> [PROVIDED TEXT]

At a nearby cafeteria, the paranoid Rosie - convinced that the cops are going to arrest her and her friends and subsequently take over the world - argues vehemently with Ray, who tries in frustration to convince her not only that she is delusional but also that the world is illusory. Eventually she seems to recover and begins to eat and talk in a semi-normal way. But later that night, after Cody returns and Ray leaves, she breaks the skylight in order to get jagged glass to cut herself with. When her shocked neighbors call the police, she commits suicide by jumping out of a sixth story window. At this point, Ray decides to leave the city, continuing to think that Rosie's problems would have been solved if she only knew the world's true nature.

Analysis

Like the chapters before it, this part of Kerouac's novel is filled with a sort of spirited hope that originates in large part from overcoming fear in favor of spontaneity. Chapter 12 holds one of the most important ideas in The Dharma Bums. The first sentence of the chapter is short, terse, and thoroughly negative: Ray complains about his decision to follow Japhy up to Matterhorn, feeling foolish and miserable. But the very next sentence is astoundingly different in, tone, style, and content. Ray says that

"suddenly everything was just like jazz...I looked up and saw Japhy running down the mountain in huge twenty-foot leaps, running, leaping, landing with a great drive of his booted heels...and in that flash I realized it's impossible to fall off mountains you fool and with a yodel of my own I suddenly got up and began running down the mountain...." The protagonist has found his "rhythm" again; he is miraculously invigorated. Kerouac's rushing and rambling sentence mimics both Ray's giddy rush of euphoria and his swift descent down the mountain, ending, appropriately, when Ray hits the ground.

> [INFORMATION GIVEN]

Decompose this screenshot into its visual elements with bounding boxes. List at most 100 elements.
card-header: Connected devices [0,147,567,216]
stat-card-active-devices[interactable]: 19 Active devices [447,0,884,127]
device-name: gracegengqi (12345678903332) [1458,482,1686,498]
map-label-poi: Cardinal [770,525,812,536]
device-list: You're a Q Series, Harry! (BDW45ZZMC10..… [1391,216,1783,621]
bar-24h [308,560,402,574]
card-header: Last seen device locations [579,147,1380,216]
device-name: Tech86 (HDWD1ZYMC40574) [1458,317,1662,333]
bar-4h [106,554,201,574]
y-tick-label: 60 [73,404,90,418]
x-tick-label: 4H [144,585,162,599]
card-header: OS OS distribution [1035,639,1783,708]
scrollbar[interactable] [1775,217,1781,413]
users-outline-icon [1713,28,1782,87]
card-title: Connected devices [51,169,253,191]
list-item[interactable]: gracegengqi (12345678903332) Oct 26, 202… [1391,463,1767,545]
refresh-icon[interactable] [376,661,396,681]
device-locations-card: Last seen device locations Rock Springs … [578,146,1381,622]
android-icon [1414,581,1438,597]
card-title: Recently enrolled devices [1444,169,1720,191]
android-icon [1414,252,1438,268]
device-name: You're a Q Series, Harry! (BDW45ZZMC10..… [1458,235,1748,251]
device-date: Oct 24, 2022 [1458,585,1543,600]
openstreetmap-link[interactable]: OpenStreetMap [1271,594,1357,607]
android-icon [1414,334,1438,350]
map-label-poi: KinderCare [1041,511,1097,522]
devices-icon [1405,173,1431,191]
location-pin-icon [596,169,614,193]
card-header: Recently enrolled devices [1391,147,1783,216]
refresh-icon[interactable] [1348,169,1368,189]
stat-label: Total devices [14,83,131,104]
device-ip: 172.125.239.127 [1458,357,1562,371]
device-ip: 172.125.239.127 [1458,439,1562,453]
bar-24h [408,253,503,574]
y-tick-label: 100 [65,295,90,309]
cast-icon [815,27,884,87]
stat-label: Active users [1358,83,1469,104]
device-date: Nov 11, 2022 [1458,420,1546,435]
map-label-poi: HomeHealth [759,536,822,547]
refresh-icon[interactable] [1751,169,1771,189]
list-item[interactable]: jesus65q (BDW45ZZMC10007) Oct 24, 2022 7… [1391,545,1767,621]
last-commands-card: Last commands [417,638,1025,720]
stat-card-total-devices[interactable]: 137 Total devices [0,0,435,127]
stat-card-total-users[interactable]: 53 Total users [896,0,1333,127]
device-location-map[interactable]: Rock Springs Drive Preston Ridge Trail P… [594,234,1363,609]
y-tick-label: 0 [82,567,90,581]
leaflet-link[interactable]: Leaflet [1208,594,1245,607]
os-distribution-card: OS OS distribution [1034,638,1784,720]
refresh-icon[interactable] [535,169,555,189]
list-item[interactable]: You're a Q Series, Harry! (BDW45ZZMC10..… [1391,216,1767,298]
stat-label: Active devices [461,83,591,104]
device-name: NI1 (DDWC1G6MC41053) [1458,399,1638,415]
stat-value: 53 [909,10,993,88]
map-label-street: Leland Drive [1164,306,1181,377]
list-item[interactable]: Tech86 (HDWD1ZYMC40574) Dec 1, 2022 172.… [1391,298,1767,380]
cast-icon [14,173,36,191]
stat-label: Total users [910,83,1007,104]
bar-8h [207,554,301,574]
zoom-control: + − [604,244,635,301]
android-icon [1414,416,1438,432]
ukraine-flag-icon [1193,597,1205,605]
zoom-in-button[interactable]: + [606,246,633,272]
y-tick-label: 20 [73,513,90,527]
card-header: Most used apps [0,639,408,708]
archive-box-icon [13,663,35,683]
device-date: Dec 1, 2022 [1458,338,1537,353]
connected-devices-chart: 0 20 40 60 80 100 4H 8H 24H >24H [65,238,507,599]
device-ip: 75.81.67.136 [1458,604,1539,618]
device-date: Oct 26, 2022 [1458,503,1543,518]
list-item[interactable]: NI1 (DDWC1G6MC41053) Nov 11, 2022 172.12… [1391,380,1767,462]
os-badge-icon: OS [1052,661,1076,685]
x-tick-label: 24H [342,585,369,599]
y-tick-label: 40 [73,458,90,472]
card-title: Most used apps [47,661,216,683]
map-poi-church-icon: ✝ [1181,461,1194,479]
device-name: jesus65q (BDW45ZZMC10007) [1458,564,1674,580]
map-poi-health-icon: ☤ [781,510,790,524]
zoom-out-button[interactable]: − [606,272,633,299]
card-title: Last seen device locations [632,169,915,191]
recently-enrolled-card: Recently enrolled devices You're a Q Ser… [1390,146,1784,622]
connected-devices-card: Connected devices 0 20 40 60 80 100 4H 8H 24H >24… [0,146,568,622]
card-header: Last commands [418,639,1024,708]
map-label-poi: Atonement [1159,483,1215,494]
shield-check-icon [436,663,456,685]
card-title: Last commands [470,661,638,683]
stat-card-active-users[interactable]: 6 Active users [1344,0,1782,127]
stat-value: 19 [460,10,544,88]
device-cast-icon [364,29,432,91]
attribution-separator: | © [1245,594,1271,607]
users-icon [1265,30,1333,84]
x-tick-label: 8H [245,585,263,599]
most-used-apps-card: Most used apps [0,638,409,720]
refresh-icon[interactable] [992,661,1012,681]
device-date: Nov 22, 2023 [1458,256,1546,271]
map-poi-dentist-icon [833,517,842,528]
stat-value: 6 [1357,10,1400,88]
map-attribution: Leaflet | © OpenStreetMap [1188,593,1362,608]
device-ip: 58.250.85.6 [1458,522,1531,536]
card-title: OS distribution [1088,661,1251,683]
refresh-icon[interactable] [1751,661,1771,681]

> [DESCRIPTION OF THE TASK]
Continue the analysis of The Dharma Bums from the point after its final sentence.

> [THE REPLY]
Yet it is impossible to ignore how quickly Ray's mood oscillates during these chapters. As mentioned above, his cataclysmic invigoration occurs within the span of one sentence. When he is huddled near the top of Matterhorn, he can think only of coming down; when he descends the mountain, he wants nothing more than to go back up. Even Ray takes a somewhat objective perspective on his own emotions as when he says, for example, that "Whether you can fall off a mountain or not I don't know, but I had learned that you can't. That was the way it struck me." And during the descent back to the car, Ray's mood shifts rapidly from happiness to weariness and back again so swiftly that the reader cannot help but see flaws in his "perfect" lifestyle. What is undeniably true, however, is that the emotions Ray feels, however inconsistent, are remarkably pure and intense.

In these chapters there exists for the first time a clear disavowal of Dharmic principles in favor of practicality. When huddled on the ledge on Matterhorn, fatigued, cold, and frustrated, Ray calls his own idol Japhy a "damn mountain goat," and thinks that inspiring Zen quotes such as "when you get to the top of a mountain, keep climbing" are nothing more than "cute poetry." Furthermore, Ray becomes irritated when Japhy refuses to eat at the better of two restaurants. He muses, with a hint of scorn, that "this little tough guy who wasn't afraid of anything and could ramble around mountains for weeks alone and run down mountains, was afraid of going into a restaurant because the people in it were too well dressed." Ray seems to have a sort of implicit understanding that being a Dharma Bum is sometimes overly idealistic.

Kerouac, too, portrays Ray as impractical, callous and unfeeling in Chapter 15 - which, with its inclusion of Rosie's suicide, is the darkest in the novel. Any sympathetic reader would agree that Ray's attitude - he would rather "have fun" than take care of his suicidal friend - is heinously selfish. Furthermore, his advice (however well-meaning) that her cares are nothing more than part of a void soullessly trivializes the concerns that are visibly ruining her. After Rosie's death, Ray seems to feel neither guilt nor sadness, but rather condescension: "And if she had only listened to me..." In many senses, the reader is made to understand his attitude as unforgivable. Such an attitude dulls the glitter of Dharma that is portrayed so favorably and idealistically in other chapters.

This chapter also includes a brief scene in which Ray and Princess partake in yabyum. While the act itself is uneventful, Ray quips very tellingly that "Poor Princess...meant every word she said [about being a Bodhisattva]." This single line carries with it the weighty insinuation that while Princess may take her Buddhist notions seriously but that Ray and his friends do not. This is further evidence that Japhy and his friends have misogynistic tendencies, humoring women in order to take advantage of them.